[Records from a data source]

-- Start --

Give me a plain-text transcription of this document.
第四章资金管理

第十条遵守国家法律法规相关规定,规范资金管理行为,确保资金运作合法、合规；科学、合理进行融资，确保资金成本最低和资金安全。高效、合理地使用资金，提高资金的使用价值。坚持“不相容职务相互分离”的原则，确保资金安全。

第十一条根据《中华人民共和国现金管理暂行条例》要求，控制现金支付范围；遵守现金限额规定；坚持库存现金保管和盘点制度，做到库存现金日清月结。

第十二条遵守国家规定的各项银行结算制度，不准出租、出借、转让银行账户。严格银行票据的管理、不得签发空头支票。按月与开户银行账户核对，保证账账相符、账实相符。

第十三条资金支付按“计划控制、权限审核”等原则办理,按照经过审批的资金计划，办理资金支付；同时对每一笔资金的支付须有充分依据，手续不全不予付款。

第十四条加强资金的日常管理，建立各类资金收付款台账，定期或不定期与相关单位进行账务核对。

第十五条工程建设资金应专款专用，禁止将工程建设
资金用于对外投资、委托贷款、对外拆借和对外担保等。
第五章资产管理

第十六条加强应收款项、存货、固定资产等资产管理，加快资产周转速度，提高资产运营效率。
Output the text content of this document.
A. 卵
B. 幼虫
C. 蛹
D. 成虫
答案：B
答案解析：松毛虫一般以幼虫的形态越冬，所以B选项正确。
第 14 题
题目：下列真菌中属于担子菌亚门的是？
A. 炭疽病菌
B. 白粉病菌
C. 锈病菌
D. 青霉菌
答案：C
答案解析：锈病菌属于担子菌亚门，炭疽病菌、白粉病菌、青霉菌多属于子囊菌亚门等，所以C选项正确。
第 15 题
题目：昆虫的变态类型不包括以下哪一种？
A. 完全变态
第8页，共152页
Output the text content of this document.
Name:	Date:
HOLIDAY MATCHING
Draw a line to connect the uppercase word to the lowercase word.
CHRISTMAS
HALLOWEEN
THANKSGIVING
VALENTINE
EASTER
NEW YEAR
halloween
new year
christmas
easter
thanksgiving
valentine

-- End --

Your task is to transcribe the material exactly.

Give me a plain-text transcription of this document.
第四章资金管理

第十条遵守国家法律法规相关规定,规范资金管理行为,确保资金运作合法、合规；科学、合理进行融资，确保资金成本最低和资金安全。高效、合理地使用资金，提高资金的使用价值。坚持“不相容职务相互分离”的原则，确保资金安全。

第十一条根据《中华人民共和国现金管理暂行条例》要求，控制现金支付范围；遵守现金限额规定；坚持库存现金保管和盘点制度，做到库存现金日清月结。

第十二条遵守国家规定的各项银行结算制度，不准出租、出借、转让银行账户。严格银行票据的管理、不得签发空头支票。按月与开户银行账户核对，保证账账相符、账实相符。

第十三条资金支付按“计划控制、权限审核”等原则办理,按照经过审批的资金计划，办理资金支付；同时对每一笔资金的支付须有充分依据，手续不全不予付款。

第十四条加强资金的日常管理，建立各类资金收付款台账，定期或不定期与相关单位进行账务核对。

第十五条工程建设资金应专款专用，禁止将工程建设
资金用于对外投资、委托贷款、对外拆借和对外担保等。
第五章资产管理

第十六条加强应收款项、存货、固定资产等资产管理，加快资产周转速度，提高资产运营效率。
Output the text content of this document.
A. 卵
B. 幼虫
C. 蛹
D. 成虫
答案：B
答案解析：松毛虫一般以幼虫的形态越冬，所以B选项正确。
第 14 题
题目：下列真菌中属于担子菌亚门的是？
A. 炭疽病菌
B. 白粉病菌
C. 锈病菌
D. 青霉菌
答案：C
答案解析：锈病菌属于担子菌亚门，炭疽病菌、白粉病菌、青霉菌多属于子囊菌亚门等，所以C选项正确。
第 15 题
题目：昆虫的变态类型不包括以下哪一种？
A. 完全变态
第8页，共152页
Output the text content of this document.
Name:	Date:
HOLIDAY MATCHING
Draw a line to connect the uppercase word to the lowercase word.
CHRISTMAS
HALLOWEEN
THANKSGIVING
VALENTINE
EASTER
NEW YEAR
halloween
new year
christmas
easter
thanksgiving
valentine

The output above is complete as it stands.